## EXERCISE AIM
Here are some records; return them all exactly.

Stored data entries
┌──
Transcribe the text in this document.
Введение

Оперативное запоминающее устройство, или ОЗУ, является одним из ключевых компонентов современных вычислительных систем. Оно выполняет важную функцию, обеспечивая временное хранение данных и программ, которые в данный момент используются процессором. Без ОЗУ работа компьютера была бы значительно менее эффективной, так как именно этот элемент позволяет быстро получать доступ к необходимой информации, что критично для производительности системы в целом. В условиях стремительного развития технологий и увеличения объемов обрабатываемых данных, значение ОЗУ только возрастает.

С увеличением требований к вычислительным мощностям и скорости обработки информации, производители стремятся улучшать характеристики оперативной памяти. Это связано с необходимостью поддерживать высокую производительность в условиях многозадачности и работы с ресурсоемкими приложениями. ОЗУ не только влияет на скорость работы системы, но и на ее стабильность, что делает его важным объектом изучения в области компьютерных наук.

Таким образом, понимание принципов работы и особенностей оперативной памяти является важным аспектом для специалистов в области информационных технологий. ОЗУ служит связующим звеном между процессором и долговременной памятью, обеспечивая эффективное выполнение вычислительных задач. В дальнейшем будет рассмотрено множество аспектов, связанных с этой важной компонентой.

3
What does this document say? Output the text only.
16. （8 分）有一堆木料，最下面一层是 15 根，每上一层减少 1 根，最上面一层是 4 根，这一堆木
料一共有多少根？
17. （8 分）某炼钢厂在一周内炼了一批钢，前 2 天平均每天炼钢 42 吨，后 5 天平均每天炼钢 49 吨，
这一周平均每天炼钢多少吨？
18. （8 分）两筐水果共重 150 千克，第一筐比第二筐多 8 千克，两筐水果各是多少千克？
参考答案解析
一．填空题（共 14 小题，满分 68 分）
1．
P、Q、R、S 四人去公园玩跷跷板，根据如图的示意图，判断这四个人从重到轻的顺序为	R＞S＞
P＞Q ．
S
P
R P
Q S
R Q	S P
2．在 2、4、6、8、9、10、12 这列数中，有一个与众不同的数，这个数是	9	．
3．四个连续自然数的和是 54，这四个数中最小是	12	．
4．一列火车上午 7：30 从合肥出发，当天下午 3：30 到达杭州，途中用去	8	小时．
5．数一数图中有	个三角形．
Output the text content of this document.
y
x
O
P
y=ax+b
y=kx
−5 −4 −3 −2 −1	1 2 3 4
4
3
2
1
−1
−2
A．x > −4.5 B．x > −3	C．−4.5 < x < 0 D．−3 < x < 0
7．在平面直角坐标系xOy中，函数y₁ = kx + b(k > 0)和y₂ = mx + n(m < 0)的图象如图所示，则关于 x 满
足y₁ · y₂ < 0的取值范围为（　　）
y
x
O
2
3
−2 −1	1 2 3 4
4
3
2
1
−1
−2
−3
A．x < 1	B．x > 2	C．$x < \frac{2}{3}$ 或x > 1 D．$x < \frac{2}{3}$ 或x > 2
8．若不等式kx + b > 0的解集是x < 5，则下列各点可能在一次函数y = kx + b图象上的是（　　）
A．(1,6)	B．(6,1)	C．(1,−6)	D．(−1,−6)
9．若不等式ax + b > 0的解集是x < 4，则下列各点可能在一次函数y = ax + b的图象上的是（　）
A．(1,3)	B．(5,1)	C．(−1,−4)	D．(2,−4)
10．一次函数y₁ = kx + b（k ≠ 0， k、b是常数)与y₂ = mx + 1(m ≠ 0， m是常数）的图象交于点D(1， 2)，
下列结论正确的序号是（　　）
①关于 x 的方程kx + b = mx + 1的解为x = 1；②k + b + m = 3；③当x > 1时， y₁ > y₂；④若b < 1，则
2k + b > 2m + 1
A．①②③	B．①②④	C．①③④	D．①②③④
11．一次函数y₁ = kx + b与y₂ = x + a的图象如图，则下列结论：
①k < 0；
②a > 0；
└──
## TASK ANSWER
Transcribe the text in this document.
Введение

Оперативное запоминающее устройство, или ОЗУ, является одним из ключевых компонентов современных вычислительных систем. Оно выполняет важную функцию, обеспечивая временное хранение данных и программ, которые в данный момент используются процессором. Без ОЗУ работа компьютера была бы значительно менее эффективной, так как именно этот элемент позволяет быстро получать доступ к необходимой информации, что критично для производительности системы в целом. В условиях стремительного развития технологий и увеличения объемов обрабатываемых данных, значение ОЗУ только возрастает.

С увеличением требований к вычислительным мощностям и скорости обработки информации, производители стремятся улучшать характеристики оперативной памяти. Это связано с необходимостью поддерживать высокую производительность в условиях многозадачности и работы с ресурсоемкими приложениями. ОЗУ не только влияет на скорость работы системы, но и на ее стабильность, что делает его важным объектом изучения в области компьютерных наук.

Таким образом, понимание принципов работы и особенностей оперативной памяти является важным аспектом для специалистов в области информационных технологий. ОЗУ служит связующим звеном между процессором и долговременной памятью, обеспечивая эффективное выполнение вычислительных задач. В дальнейшем будет рассмотрено множество аспектов, связанных с этой важной компонентой.

3
What does this document say? Output the text only.
16. （8 分）有一堆木料，最下面一层是 15 根，每上一层减少 1 根，最上面一层是 4 根，这一堆木
料一共有多少根？
17. （8 分）某炼钢厂在一周内炼了一批钢，前 2 天平均每天炼钢 42 吨，后 5 天平均每天炼钢 49 吨，
这一周平均每天炼钢多少吨？
18. （8 分）两筐水果共重 150 千克，第一筐比第二筐多 8 千克，两筐水果各是多少千克？
参考答案解析
一．填空题（共 14 小题，满分 68 分）
1．
P、Q、R、S 四人去公园玩跷跷板，根据如图的示意图，判断这四个人从重到轻的顺序为	R＞S＞
P＞Q ．
S
P
R P
Q S
R Q	S P
2．在 2、4、6、8、9、10、12 这列数中，有一个与众不同的数，这个数是	9	．
3．四个连续自然数的和是 54，这四个数中最小是	12	．
4．一列火车上午 7：30 从合肥出发，当天下午 3：30 到达杭州，途中用去	8	小时．
5．数一数图中有	个三角形．
Output the text content of this document.
y
x
O
P
y=ax+b
y=kx
−5 −4 −3 −2 −1	1 2 3 4
4
3
2
1
−1
−2
A．x > −4.5 B．x > −3	C．−4.5 < x < 0 D．−3 < x < 0
7．在平面直角坐标系xOy中，函数y₁ = kx + b(k > 0)和y₂ = mx + n(m < 0)的图象如图所示，则关于 x 满
足y₁ · y₂ < 0的取值范围为（　　）
y
x
O
2
3
−2 −1	1 2 3 4
4
3
2
1
−1
−2
−3
A．x < 1	B．x > 2	C．$x < \frac{2}{3}$ 或x > 1 D．$x < \frac{2}{3}$ 或x > 2
8．若不等式kx + b > 0的解集是x < 5，则下列各点可能在一次函数y = kx + b图象上的是（　　）
A．(1,6)	B．(6,1)	C．(1,−6)	D．(−1,−6)
9．若不等式ax + b > 0的解集是x < 4，则下列各点可能在一次函数y = ax + b的图象上的是（　）
A．(1,3)	B．(5,1)	C．(−1,−4)	D．(2,−4)
10．一次函数y₁ = kx + b（k ≠ 0， k、b是常数)与y₂ = mx + 1(m ≠ 0， m是常数）的图象交于点D(1， 2)，
下列结论正确的序号是（　　）
①关于 x 的方程kx + b = mx + 1的解为x = 1；②k + b + m = 3；③当x > 1时， y₁ > y₂；④若b < 1，则
2k + b > 2m + 1
A．①②③	B．①②④	C．①③④	D．①②③④
11．一次函数y₁ = kx + b与y₂ = x + a的图象如图，则下列结论：
①k < 0；
②a > 0；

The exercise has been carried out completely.